** Start EXERCISE DATA **
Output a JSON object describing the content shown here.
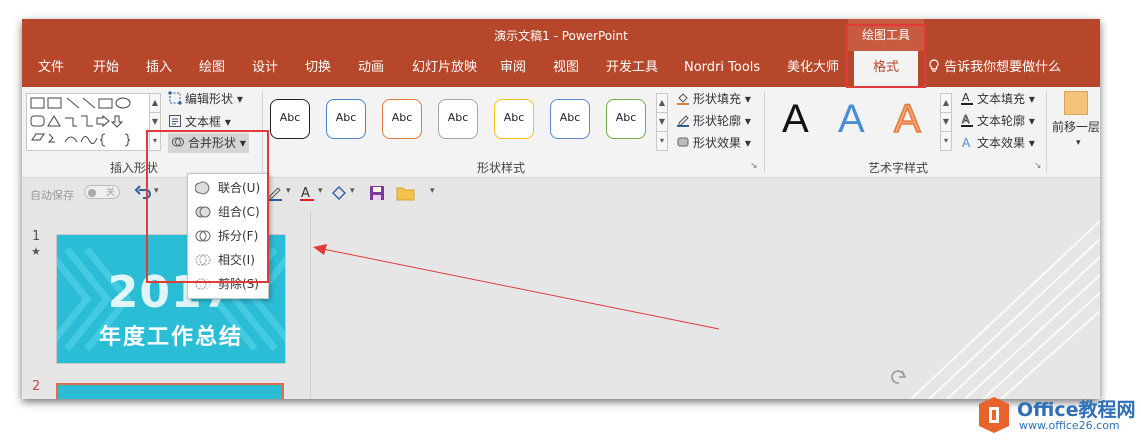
{
  "window": {
    "title": "演示文稿1  -  PowerPoint"
  },
  "contextual_tab_group": {
    "label": "绘图工具"
  },
  "tabs": [
    {
      "label": "文件"
    },
    {
      "label": "开始"
    },
    {
      "label": "插入"
    },
    {
      "label": "绘图"
    },
    {
      "label": "设计"
    },
    {
      "label": "切换"
    },
    {
      "label": "动画"
    },
    {
      "label": "幻灯片放映"
    },
    {
      "label": "审阅"
    },
    {
      "label": "视图"
    },
    {
      "label": "开发工具"
    },
    {
      "label": "Nordri Tools"
    },
    {
      "label": "美化大师"
    },
    {
      "label": "格式",
      "active": true
    }
  ],
  "tell_me": "告诉我你想要做什么",
  "ribbon": {
    "insert_shapes": {
      "label": "插入形状",
      "edit_shape": "编辑形状",
      "text_box": "文本框",
      "merge_shapes": "合并形状"
    },
    "shape_styles": {
      "label": "形状样式",
      "presets": [
        {
          "text": "Abc",
          "color": "#222222"
        },
        {
          "text": "Abc",
          "color": "#4a86c8"
        },
        {
          "text": "Abc",
          "color": "#e47b39"
        },
        {
          "text": "Abc",
          "color": "#a5a5a5"
        },
        {
          "text": "Abc",
          "color": "#f2c314"
        },
        {
          "text": "Abc",
          "color": "#5b8bd0"
        },
        {
          "text": "Abc",
          "color": "#70ad47"
        }
      ],
      "fill": "形状填充",
      "outline": "形状轮廓",
      "effects": "形状效果"
    },
    "wordart_styles": {
      "label": "艺术字样式",
      "samples": [
        "A",
        "A",
        "A"
      ],
      "text_fill": "文本填充",
      "text_outline": "文本轮廓",
      "text_effects": "文本效果"
    },
    "arrange": {
      "bring_forward": "前移一层"
    }
  },
  "merge_menu": {
    "items": [
      {
        "label": "联合(U)"
      },
      {
        "label": "组合(C)"
      },
      {
        "label": "拆分(F)"
      },
      {
        "label": "相交(I)"
      },
      {
        "label": "剪除(S)"
      }
    ]
  },
  "qat": {
    "autosave": "自动保存",
    "toggle": "关"
  },
  "slides": [
    {
      "number": "1",
      "star": "★",
      "year": "2017",
      "subtitle": "年度工作总结"
    },
    {
      "number": "2"
    }
  ],
  "watermark": {
    "title": "Office教程网",
    "url": "www.office26.com"
  }
}
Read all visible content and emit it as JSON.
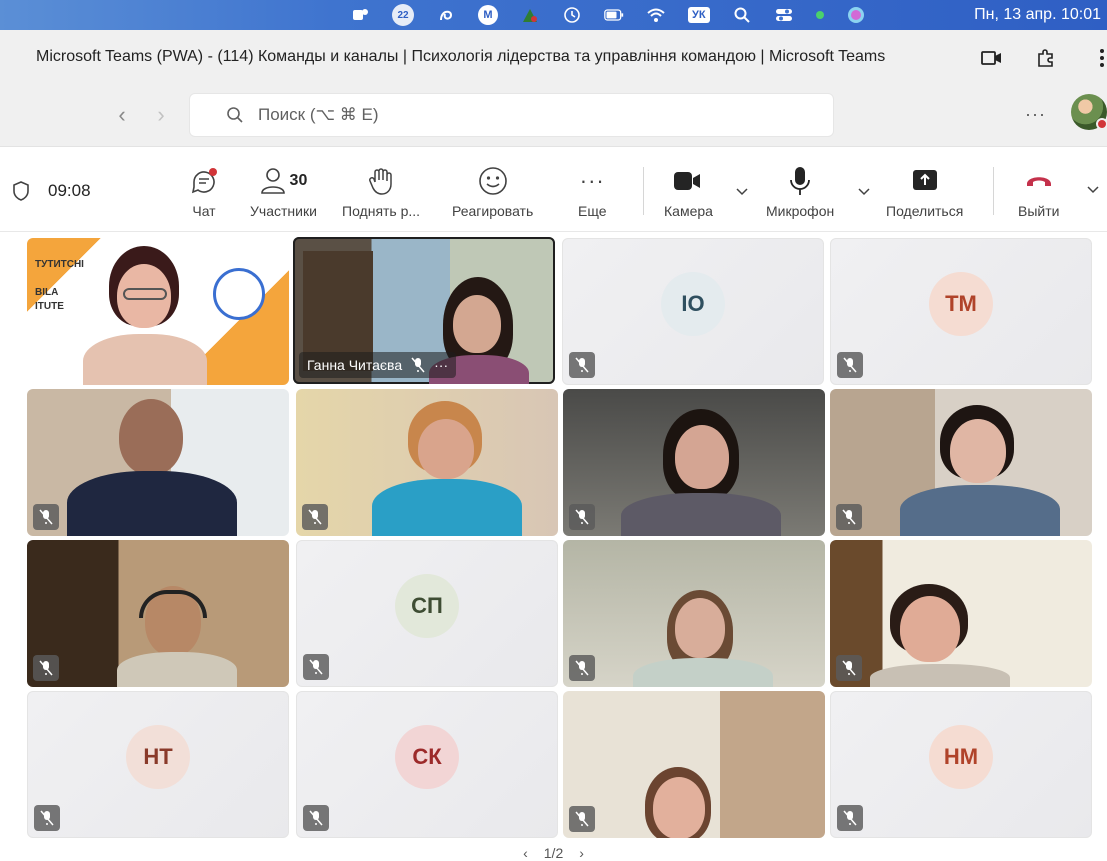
** End EXERCISE DATA **
Copy every entry word for word, but omit the pictures.

▶ **FULL SOLUTION**
Output a JSON object describing the content shown here.
{
  "window": {
    "title": "演示文稿1  -  PowerPoint"
  },
  "contextual_tab_group": {
    "label": "绘图工具"
  },
  "tabs": [
    {
      "label": "文件"
    },
    {
      "label": "开始"
    },
    {
      "label": "插入"
    },
    {
      "label": "绘图"
    },
    {
      "label": "设计"
    },
    {
      "label": "切换"
    },
    {
      "label": "动画"
    },
    {
      "label": "幻灯片放映"
    },
    {
      "label": "审阅"
    },
    {
      "label": "视图"
    },
    {
      "label": "开发工具"
    },
    {
      "label": "Nordri Tools"
    },
    {
      "label": "美化大师"
    },
    {
      "label": "格式",
      "active": true
    }
  ],
  "tell_me": "告诉我你想要做什么",
  "ribbon": {
    "insert_shapes": {
      "label": "插入形状",
      "edit_shape": "编辑形状",
      "text_box": "文本框",
      "merge_shapes": "合并形状"
    },
    "shape_styles": {
      "label": "形状样式",
      "presets": [
        {
          "text": "Abc",
          "color": "#222222"
        },
        {
          "text": "Abc",
          "color": "#4a86c8"
        },
        {
          "text": "Abc",
          "color": "#e47b39"
        },
        {
          "text": "Abc",
          "color": "#a5a5a5"
        },
        {
          "text": "Abc",
          "color": "#f2c314"
        },
        {
          "text": "Abc",
          "color": "#5b8bd0"
        },
        {
          "text": "Abc",
          "color": "#70ad47"
        }
      ],
      "fill": "形状填充",
      "outline": "形状轮廓",
      "effects": "形状效果"
    },
    "wordart_styles": {
      "label": "艺术字样式",
      "samples": [
        "A",
        "A",
        "A"
      ],
      "text_fill": "文本填充",
      "text_outline": "文本轮廓",
      "text_effects": "文本效果"
    },
    "arrange": {
      "bring_forward": "前移一层"
    }
  },
  "merge_menu": {
    "items": [
      {
        "label": "联合(U)"
      },
      {
        "label": "组合(C)"
      },
      {
        "label": "拆分(F)"
      },
      {
        "label": "相交(I)"
      },
      {
        "label": "剪除(S)"
      }
    ]
  },
  "qat": {
    "autosave": "自动保存",
    "toggle": "关"
  },
  "slides": [
    {
      "number": "1",
      "star": "★",
      "year": "2017",
      "subtitle": "年度工作总结"
    },
    {
      "number": "2"
    }
  ],
  "watermark": {
    "title": "Office教程网",
    "url": "www.office26.com"
  }
}
Read all visible content and emit it as JSON.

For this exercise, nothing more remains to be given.